Data records:
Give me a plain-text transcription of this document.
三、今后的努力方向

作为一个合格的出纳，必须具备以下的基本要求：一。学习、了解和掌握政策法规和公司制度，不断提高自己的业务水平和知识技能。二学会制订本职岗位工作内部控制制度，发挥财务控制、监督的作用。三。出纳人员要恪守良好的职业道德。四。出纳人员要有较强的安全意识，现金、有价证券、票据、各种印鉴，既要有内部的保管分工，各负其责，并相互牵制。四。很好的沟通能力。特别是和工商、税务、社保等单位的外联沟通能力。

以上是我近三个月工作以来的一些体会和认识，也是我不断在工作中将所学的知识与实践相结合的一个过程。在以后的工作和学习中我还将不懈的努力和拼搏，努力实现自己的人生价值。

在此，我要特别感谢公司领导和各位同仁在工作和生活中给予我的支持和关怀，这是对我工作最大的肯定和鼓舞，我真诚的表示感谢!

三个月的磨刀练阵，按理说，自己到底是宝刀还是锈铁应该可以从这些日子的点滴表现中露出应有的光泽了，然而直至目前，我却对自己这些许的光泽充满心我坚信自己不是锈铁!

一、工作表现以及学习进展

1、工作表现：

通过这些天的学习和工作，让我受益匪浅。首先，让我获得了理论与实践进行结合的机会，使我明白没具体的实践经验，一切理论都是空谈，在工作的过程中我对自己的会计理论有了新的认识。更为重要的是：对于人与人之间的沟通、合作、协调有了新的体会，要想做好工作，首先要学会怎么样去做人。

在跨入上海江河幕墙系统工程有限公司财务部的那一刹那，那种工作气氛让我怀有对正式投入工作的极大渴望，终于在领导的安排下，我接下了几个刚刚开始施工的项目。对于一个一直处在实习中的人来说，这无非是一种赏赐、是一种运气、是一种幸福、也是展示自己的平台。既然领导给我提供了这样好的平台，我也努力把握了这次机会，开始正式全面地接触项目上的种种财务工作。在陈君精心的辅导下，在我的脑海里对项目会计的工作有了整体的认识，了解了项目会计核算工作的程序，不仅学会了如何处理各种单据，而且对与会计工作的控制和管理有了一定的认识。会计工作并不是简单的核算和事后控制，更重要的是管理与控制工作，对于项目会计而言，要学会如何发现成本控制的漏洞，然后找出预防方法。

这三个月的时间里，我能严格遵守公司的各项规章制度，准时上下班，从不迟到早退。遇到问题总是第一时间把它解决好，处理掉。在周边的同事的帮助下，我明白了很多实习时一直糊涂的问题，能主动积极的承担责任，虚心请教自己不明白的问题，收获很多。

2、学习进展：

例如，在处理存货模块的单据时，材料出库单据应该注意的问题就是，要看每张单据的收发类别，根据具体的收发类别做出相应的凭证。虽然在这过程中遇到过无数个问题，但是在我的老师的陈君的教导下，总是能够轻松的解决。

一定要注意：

SET PROBLEM: Please restate the data word for word, every record included.

THE OUTPUT:
Give me a plain-text transcription of this document.
三、今后的努力方向

作为一个合格的出纳，必须具备以下的基本要求：一。学习、了解和掌握政策法规和公司制度，不断提高自己的业务水平和知识技能。二学会制订本职岗位工作内部控制制度，发挥财务控制、监督的作用。三。出纳人员要恪守良好的职业道德。四。出纳人员要有较强的安全意识，现金、有价证券、票据、各种印鉴，既要有内部的保管分工，各负其责，并相互牵制。四。很好的沟通能力。特别是和工商、税务、社保等单位的外联沟通能力。

以上是我近三个月工作以来的一些体会和认识，也是我不断在工作中将所学的知识与实践相结合的一个过程。在以后的工作和学习中我还将不懈的努力和拼搏，努力实现自己的人生价值。

在此，我要特别感谢公司领导和各位同仁在工作和生活中给予我的支持和关怀，这是对我工作最大的肯定和鼓舞，我真诚的表示感谢!

三个月的磨刀练阵，按理说，自己到底是宝刀还是锈铁应该可以从这些日子的点滴表现中露出应有的光泽了，然而直至目前，我却对自己这些许的光泽充满心我坚信自己不是锈铁!

一、工作表现以及学习进展

1、工作表现：

通过这些天的学习和工作，让我受益匪浅。首先，让我获得了理论与实践进行结合的机会，使我明白没具体的实践经验，一切理论都是空谈，在工作的过程中我对自己的会计理论有了新的认识。更为重要的是：对于人与人之间的沟通、合作、协调有了新的体会，要想做好工作，首先要学会怎么样去做人。

在跨入上海江河幕墙系统工程有限公司财务部的那一刹那，那种工作气氛让我怀有对正式投入工作的极大渴望，终于在领导的安排下，我接下了几个刚刚开始施工的项目。对于一个一直处在实习中的人来说，这无非是一种赏赐、是一种运气、是一种幸福、也是展示自己的平台。既然领导给我提供了这样好的平台，我也努力把握了这次机会，开始正式全面地接触项目上的种种财务工作。在陈君精心的辅导下，在我的脑海里对项目会计的工作有了整体的认识，了解了项目会计核算工作的程序，不仅学会了如何处理各种单据，而且对与会计工作的控制和管理有了一定的认识。会计工作并不是简单的核算和事后控制，更重要的是管理与控制工作，对于项目会计而言，要学会如何发现成本控制的漏洞，然后找出预防方法。

这三个月的时间里，我能严格遵守公司的各项规章制度，准时上下班，从不迟到早退。遇到问题总是第一时间把它解决好，处理掉。在周边的同事的帮助下，我明白了很多实习时一直糊涂的问题，能主动积极的承担责任，虚心请教自己不明白的问题，收获很多。

2、学习进展：

例如，在处理存货模块的单据时，材料出库单据应该注意的问题就是，要看每张单据的收发类别，根据具体的收发类别做出相应的凭证。虽然在这过程中遇到过无数个问题，但是在我的老师的陈君的教导下，总是能够轻松的解决。

一定要注意：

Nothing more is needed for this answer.